(Required work)
Restate every line of the material, word for word.

— START —

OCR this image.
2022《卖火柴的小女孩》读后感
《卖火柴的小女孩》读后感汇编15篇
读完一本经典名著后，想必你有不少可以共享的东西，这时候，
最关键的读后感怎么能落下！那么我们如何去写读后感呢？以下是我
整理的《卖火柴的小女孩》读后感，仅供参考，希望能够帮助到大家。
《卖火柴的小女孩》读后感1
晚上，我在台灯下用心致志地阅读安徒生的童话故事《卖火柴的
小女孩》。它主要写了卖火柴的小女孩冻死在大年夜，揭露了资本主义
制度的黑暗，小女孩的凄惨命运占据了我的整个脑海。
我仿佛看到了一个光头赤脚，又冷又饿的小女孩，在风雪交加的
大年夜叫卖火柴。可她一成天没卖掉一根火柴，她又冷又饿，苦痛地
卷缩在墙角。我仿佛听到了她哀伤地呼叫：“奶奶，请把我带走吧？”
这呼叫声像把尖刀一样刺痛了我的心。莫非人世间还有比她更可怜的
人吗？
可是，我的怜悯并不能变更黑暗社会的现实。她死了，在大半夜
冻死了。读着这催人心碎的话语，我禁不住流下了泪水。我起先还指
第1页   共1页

— END —

(Worked answer)
OCR this image.
2022《卖火柴的小女孩》读后感
《卖火柴的小女孩》读后感汇编15篇
读完一本经典名著后，想必你有不少可以共享的东西，这时候，
最关键的读后感怎么能落下！那么我们如何去写读后感呢？以下是我
整理的《卖火柴的小女孩》读后感，仅供参考，希望能够帮助到大家。
《卖火柴的小女孩》读后感1
晚上，我在台灯下用心致志地阅读安徒生的童话故事《卖火柴的
小女孩》。它主要写了卖火柴的小女孩冻死在大年夜，揭露了资本主义
制度的黑暗，小女孩的凄惨命运占据了我的整个脑海。
我仿佛看到了一个光头赤脚，又冷又饿的小女孩，在风雪交加的
大年夜叫卖火柴。可她一成天没卖掉一根火柴，她又冷又饿，苦痛地
卷缩在墙角。我仿佛听到了她哀伤地呼叫：“奶奶，请把我带走吧？”
这呼叫声像把尖刀一样刺痛了我的心。莫非人世间还有比她更可怜的
人吗？
可是，我的怜悯并不能变更黑暗社会的现实。她死了，在大半夜
冻死了。读着这催人心碎的话语，我禁不住流下了泪水。我起先还指
第1页   共1页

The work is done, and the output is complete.